→ **THE EXERCISE**
Rewrite the data below with every "significance-letter" changed to "sig-letter" and everything else unchanged. Leave out the pictures.

·····

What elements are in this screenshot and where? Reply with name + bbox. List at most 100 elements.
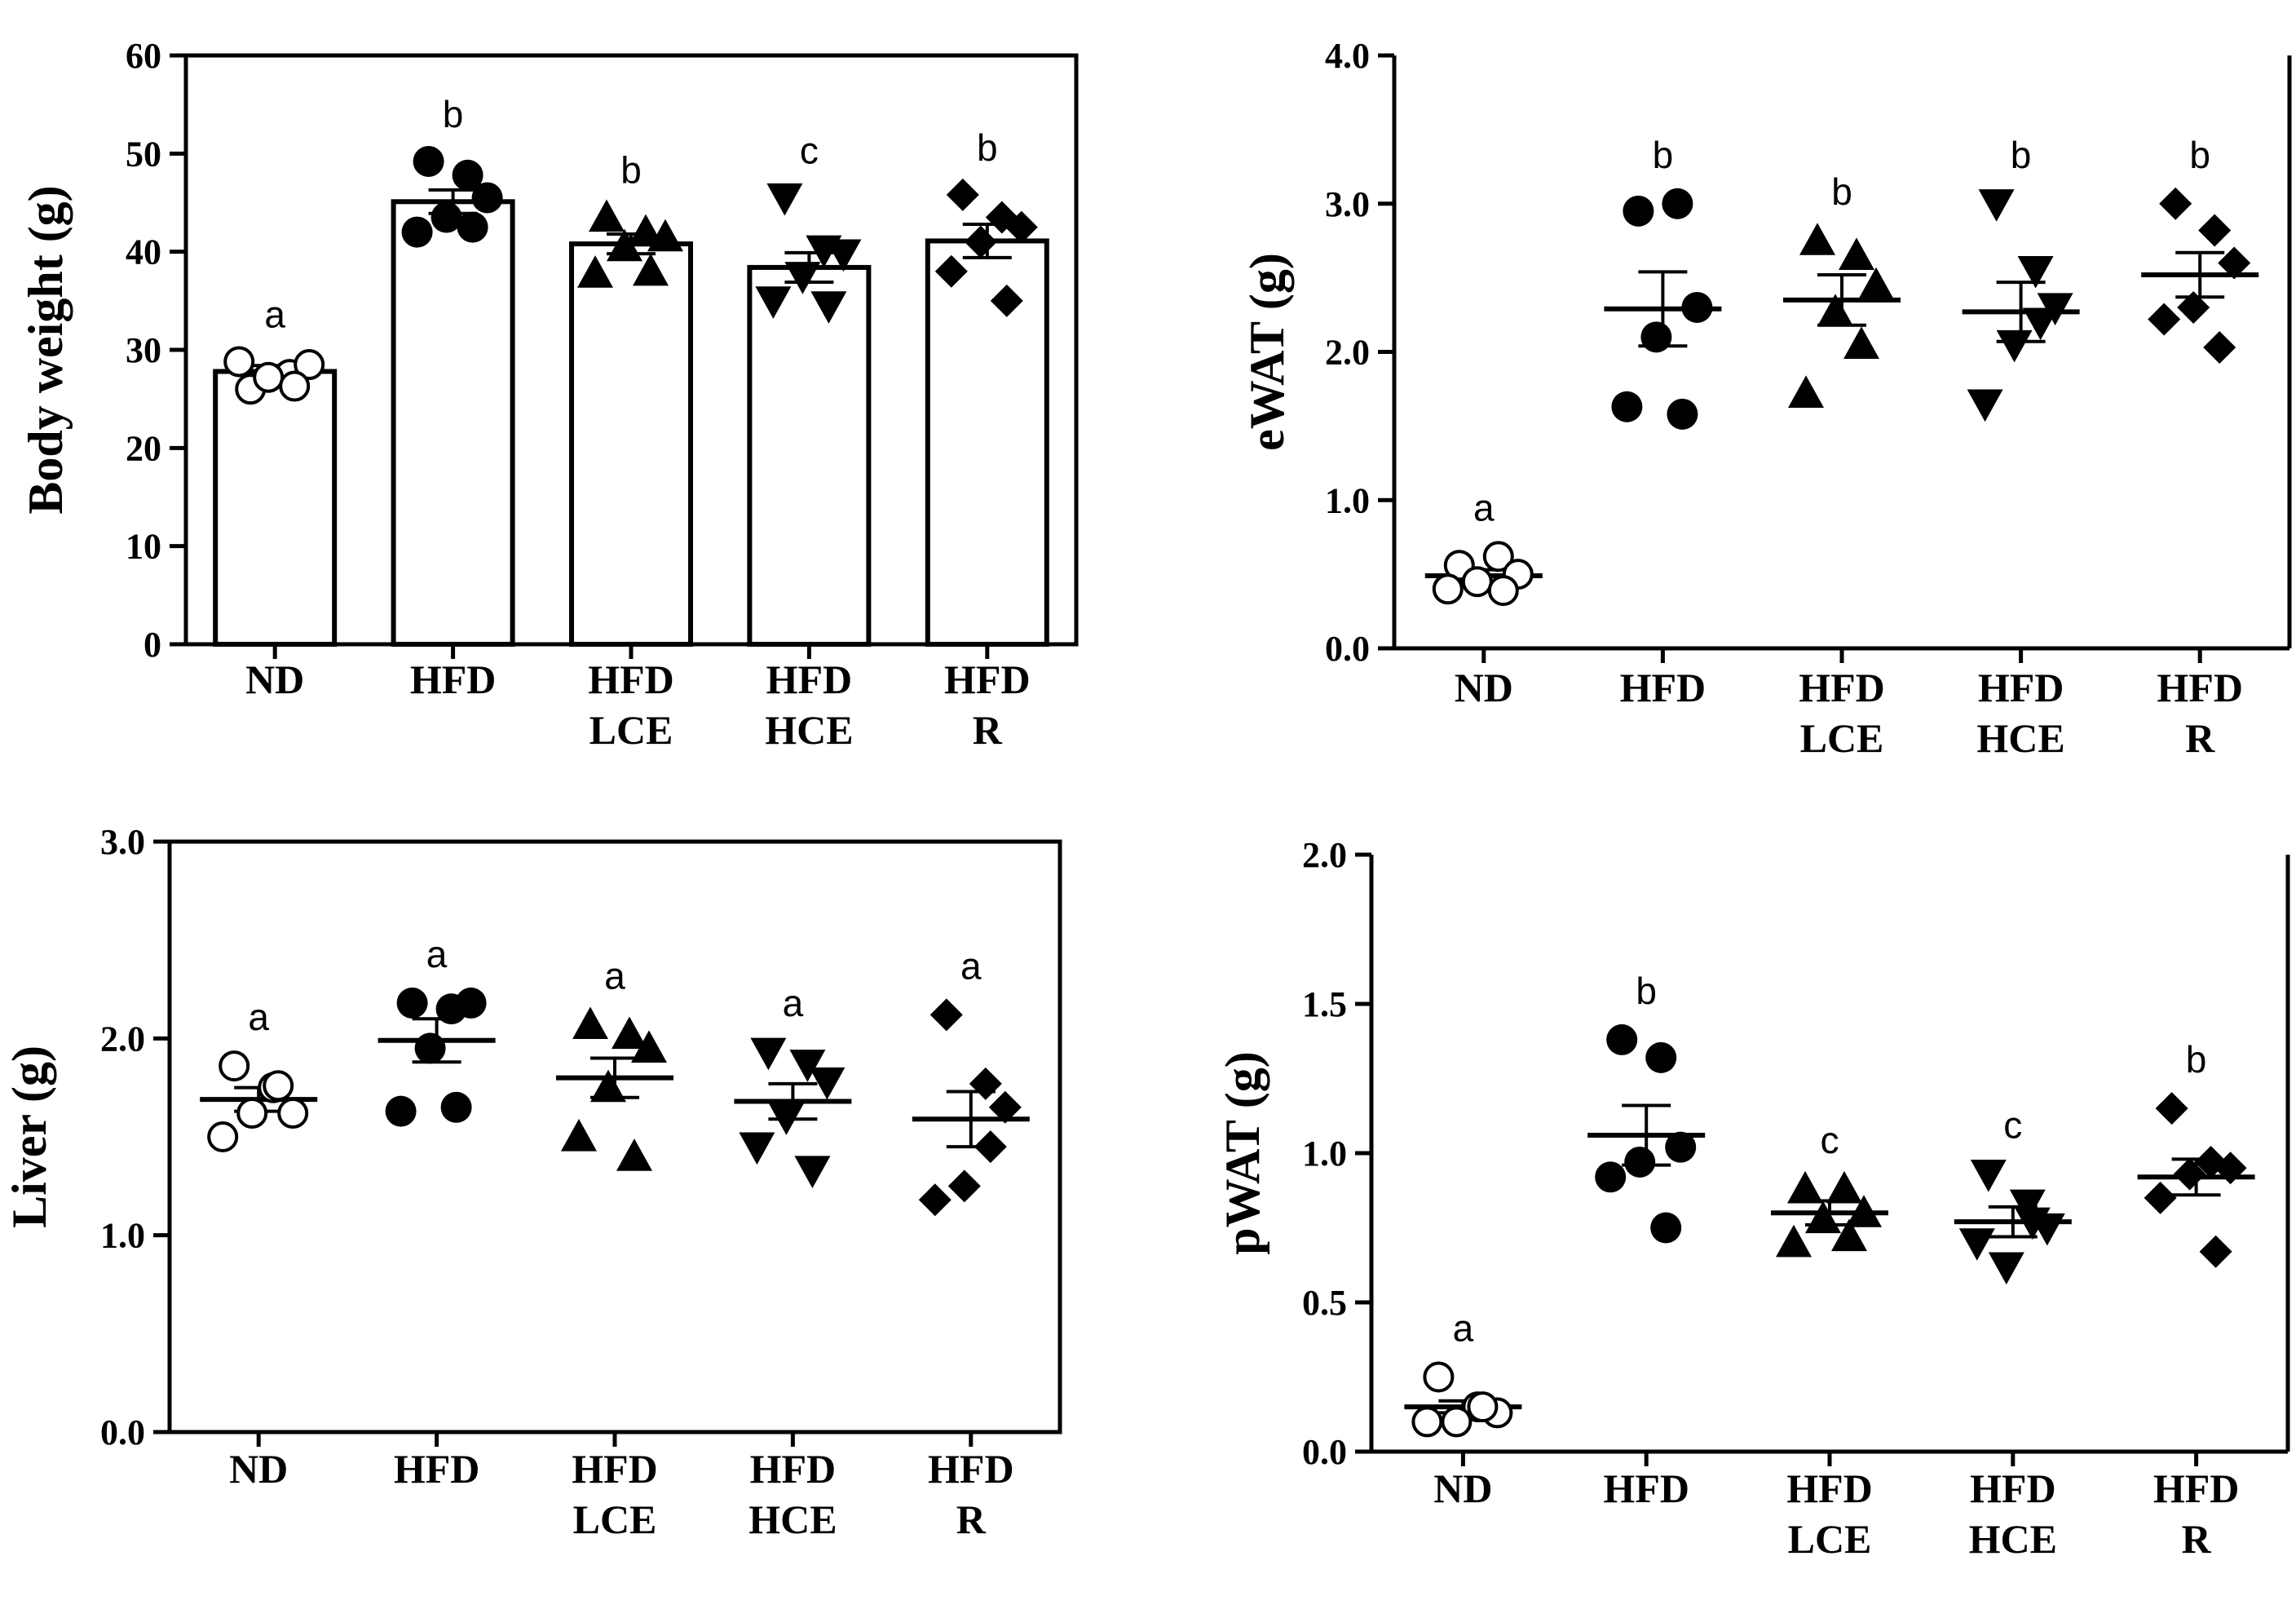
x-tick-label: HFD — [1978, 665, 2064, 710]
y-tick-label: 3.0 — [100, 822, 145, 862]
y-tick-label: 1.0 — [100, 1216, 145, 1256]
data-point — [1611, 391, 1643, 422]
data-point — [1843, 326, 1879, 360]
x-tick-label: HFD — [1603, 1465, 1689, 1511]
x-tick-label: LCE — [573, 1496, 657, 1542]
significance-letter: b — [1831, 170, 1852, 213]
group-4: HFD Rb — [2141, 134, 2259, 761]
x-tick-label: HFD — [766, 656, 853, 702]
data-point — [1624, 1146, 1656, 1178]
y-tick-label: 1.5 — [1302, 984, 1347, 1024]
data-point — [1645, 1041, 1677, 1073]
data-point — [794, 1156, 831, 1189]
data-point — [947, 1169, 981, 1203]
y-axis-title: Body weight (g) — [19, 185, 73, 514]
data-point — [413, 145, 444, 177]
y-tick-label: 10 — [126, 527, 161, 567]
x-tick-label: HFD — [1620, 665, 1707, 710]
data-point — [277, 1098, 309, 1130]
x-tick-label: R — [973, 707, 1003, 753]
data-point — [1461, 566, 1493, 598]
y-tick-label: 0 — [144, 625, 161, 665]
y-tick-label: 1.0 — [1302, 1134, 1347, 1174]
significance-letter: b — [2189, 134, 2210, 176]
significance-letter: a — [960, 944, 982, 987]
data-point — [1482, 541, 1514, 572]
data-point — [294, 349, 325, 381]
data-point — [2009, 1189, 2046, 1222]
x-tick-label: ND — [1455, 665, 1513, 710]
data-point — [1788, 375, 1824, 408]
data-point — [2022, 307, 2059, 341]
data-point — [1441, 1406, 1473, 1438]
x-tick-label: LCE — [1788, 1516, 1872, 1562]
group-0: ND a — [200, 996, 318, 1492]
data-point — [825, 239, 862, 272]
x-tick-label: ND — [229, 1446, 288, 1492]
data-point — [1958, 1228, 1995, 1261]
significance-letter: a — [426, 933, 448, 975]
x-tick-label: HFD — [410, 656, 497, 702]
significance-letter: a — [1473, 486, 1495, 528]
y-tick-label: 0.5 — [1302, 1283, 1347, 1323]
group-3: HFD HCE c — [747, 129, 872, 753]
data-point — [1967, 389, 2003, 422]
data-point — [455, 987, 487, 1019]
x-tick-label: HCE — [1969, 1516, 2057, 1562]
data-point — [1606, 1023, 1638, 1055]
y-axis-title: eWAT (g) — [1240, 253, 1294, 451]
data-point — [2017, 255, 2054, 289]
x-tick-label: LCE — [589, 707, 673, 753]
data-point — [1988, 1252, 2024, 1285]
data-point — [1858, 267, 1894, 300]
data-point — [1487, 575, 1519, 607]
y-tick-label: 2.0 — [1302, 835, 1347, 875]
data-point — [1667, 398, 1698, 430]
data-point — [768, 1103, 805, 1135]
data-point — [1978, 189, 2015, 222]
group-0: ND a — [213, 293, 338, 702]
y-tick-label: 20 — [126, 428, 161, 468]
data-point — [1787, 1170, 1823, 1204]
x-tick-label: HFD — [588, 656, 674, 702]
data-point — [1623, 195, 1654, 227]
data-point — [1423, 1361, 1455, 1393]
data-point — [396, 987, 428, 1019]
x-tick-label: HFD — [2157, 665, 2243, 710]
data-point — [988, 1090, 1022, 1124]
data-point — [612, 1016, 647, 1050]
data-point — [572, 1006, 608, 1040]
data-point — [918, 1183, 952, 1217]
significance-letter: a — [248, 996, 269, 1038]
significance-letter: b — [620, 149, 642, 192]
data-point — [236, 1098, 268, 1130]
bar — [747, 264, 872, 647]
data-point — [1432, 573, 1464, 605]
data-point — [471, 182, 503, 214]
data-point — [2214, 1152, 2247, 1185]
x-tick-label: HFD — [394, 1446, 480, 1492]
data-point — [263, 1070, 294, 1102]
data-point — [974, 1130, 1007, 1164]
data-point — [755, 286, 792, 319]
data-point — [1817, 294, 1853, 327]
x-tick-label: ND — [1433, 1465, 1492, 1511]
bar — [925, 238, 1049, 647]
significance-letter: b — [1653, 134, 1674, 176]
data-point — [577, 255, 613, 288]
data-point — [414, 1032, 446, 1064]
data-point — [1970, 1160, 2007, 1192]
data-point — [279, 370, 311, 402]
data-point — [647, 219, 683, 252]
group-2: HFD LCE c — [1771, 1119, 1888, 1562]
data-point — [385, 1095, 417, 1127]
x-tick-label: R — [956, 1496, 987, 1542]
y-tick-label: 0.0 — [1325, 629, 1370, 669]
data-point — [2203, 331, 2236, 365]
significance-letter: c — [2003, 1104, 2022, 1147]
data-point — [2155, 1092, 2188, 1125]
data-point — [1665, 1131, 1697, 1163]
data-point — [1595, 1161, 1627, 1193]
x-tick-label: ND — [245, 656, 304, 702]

·····

→ **OUTPUT BELOW**
What elements are in this screenshot and where? Reply with name + bbox. List at most 100 elements.
x-tick-label: HFD — [1978, 665, 2064, 710]
y-tick-label: 3.0 — [100, 822, 145, 862]
y-tick-label: 1.0 — [100, 1216, 145, 1256]
data-point — [1611, 391, 1643, 422]
data-point — [1843, 326, 1879, 360]
x-tick-label: HFD — [1603, 1465, 1689, 1511]
x-tick-label: LCE — [573, 1496, 657, 1542]
sig-letter: b — [1831, 170, 1852, 213]
group-4: HFD Rb — [2141, 134, 2259, 761]
x-tick-label: HFD — [766, 656, 853, 702]
data-point — [1624, 1146, 1656, 1178]
y-tick-label: 1.5 — [1302, 984, 1347, 1024]
data-point — [1645, 1041, 1677, 1073]
data-point — [794, 1156, 831, 1189]
data-point — [947, 1169, 981, 1203]
y-axis-title: Body weight (g) — [19, 185, 73, 514]
data-point — [413, 145, 444, 177]
y-tick-label: 10 — [126, 527, 161, 567]
x-tick-label: HFD — [1620, 665, 1707, 710]
data-point — [277, 1098, 309, 1130]
x-tick-label: R — [973, 707, 1003, 753]
data-point — [1461, 566, 1493, 598]
y-tick-label: 0 — [144, 625, 161, 665]
y-tick-label: 1.0 — [1302, 1134, 1347, 1174]
sig-letter: b — [2189, 134, 2210, 176]
sig-letter: a — [960, 944, 982, 987]
data-point — [1482, 541, 1514, 572]
data-point — [294, 349, 325, 381]
data-point — [2009, 1189, 2046, 1222]
x-tick-label: ND — [1455, 665, 1513, 710]
data-point — [1788, 375, 1824, 408]
data-point — [2022, 307, 2059, 341]
data-point — [1441, 1406, 1473, 1438]
x-tick-label: LCE — [1788, 1516, 1872, 1562]
group-0: ND a — [200, 996, 318, 1492]
data-point — [825, 239, 862, 272]
x-tick-label: ND — [229, 1446, 288, 1492]
data-point — [1958, 1228, 1995, 1261]
sig-letter: a — [426, 933, 448, 975]
x-tick-label: HFD — [410, 656, 497, 702]
sig-letter: a — [1473, 486, 1495, 528]
y-tick-label: 0.5 — [1302, 1283, 1347, 1323]
group-3: HFD HCE c — [747, 129, 872, 753]
data-point — [1967, 389, 2003, 422]
data-point — [455, 987, 487, 1019]
x-tick-label: HCE — [1969, 1516, 2057, 1562]
data-point — [1606, 1023, 1638, 1055]
y-axis-title: eWAT (g) — [1240, 253, 1294, 451]
data-point — [2017, 255, 2054, 289]
x-tick-label: LCE — [589, 707, 673, 753]
data-point — [1988, 1252, 2024, 1285]
data-point — [1858, 267, 1894, 300]
data-point — [1487, 575, 1519, 607]
y-tick-label: 2.0 — [1302, 835, 1347, 875]
data-point — [1667, 398, 1698, 430]
data-point — [768, 1103, 805, 1135]
data-point — [1978, 189, 2015, 222]
group-0: ND a — [213, 293, 338, 702]
y-tick-label: 20 — [126, 428, 161, 468]
data-point — [1787, 1170, 1823, 1204]
x-tick-label: HFD — [588, 656, 674, 702]
data-point — [1623, 195, 1654, 227]
data-point — [1423, 1361, 1455, 1393]
data-point — [396, 987, 428, 1019]
x-tick-label: HFD — [2157, 665, 2243, 710]
data-point — [988, 1090, 1022, 1124]
data-point — [612, 1016, 647, 1050]
data-point — [572, 1006, 608, 1040]
data-point — [918, 1183, 952, 1217]
sig-letter: a — [248, 996, 269, 1038]
sig-letter: b — [620, 149, 642, 192]
data-point — [236, 1098, 268, 1130]
bar — [747, 264, 872, 647]
data-point — [1432, 573, 1464, 605]
data-point — [471, 182, 503, 214]
data-point — [2214, 1152, 2247, 1185]
x-tick-label: HFD — [394, 1446, 480, 1492]
data-point — [263, 1070, 294, 1102]
data-point — [974, 1130, 1007, 1164]
data-point — [755, 286, 792, 319]
data-point — [1817, 294, 1853, 327]
x-tick-label: ND — [1433, 1465, 1492, 1511]
bar — [925, 238, 1049, 647]
sig-letter: b — [1653, 134, 1674, 176]
data-point — [577, 255, 613, 288]
data-point — [414, 1032, 446, 1064]
data-point — [1970, 1160, 2007, 1192]
data-point — [279, 370, 311, 402]
data-point — [647, 219, 683, 252]
group-2: HFD LCE c — [1771, 1119, 1888, 1562]
data-point — [385, 1095, 417, 1127]
x-tick-label: R — [956, 1496, 987, 1542]
y-tick-label: 0.0 — [1325, 629, 1370, 669]
data-point — [2203, 331, 2236, 365]
sig-letter: c — [2003, 1104, 2022, 1147]
data-point — [2155, 1092, 2188, 1125]
data-point — [1665, 1131, 1697, 1163]
data-point — [1595, 1161, 1627, 1193]
x-tick-label: ND — [245, 656, 304, 702]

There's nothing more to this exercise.